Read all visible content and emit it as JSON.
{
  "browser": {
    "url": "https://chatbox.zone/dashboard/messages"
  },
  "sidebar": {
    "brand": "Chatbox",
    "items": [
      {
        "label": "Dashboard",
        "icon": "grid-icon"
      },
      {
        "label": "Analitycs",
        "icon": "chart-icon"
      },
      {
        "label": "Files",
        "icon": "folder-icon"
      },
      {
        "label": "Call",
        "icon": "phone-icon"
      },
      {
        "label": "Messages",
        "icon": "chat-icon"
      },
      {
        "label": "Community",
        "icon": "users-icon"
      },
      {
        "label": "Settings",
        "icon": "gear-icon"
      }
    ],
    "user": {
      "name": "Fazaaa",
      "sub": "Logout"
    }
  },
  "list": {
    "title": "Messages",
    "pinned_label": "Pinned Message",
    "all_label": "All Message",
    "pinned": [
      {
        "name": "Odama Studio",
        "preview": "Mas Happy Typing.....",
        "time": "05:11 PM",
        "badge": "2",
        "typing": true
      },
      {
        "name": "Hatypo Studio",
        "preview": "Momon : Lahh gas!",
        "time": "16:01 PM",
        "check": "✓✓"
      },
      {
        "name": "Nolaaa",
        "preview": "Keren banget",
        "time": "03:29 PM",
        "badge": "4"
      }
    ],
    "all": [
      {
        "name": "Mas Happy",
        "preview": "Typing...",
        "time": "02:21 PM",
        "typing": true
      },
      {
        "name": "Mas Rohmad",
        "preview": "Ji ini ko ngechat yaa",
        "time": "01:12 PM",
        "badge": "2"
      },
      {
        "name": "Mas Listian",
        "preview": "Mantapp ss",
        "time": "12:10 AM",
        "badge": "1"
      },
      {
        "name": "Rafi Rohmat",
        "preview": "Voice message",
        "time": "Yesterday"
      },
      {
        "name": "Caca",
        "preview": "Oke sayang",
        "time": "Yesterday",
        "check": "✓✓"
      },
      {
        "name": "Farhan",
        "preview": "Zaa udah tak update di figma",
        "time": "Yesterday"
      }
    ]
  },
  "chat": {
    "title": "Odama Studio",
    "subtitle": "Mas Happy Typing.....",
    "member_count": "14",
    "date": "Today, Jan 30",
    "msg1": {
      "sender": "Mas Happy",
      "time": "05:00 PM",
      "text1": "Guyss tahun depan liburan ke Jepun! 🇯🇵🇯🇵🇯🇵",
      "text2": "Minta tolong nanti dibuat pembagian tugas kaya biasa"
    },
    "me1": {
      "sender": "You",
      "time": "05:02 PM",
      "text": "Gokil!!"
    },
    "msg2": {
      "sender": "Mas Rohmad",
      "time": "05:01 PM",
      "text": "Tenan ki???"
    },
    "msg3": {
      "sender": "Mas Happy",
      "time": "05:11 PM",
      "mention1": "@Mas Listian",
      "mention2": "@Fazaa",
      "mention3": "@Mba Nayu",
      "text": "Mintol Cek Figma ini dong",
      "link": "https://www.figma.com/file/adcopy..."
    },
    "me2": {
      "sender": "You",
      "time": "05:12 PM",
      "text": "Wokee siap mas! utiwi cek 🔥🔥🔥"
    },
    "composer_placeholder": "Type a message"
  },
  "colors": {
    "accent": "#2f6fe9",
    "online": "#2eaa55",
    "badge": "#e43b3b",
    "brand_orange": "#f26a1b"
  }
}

------------------------

Copy every line that includes the string "name" from the material above.

IN RESPONSE:
      "name": "Fazaaa",
        "name": "Odama Studio",
        "name": "Hatypo Studio",
        "name": "Nolaaa",
        "name": "Mas Happy",
        "name": "Mas Rohmad",
        "name": "Mas Listian",
        "name": "Rafi Rohmat",
        "name": "Caca",
        "name": "Farhan",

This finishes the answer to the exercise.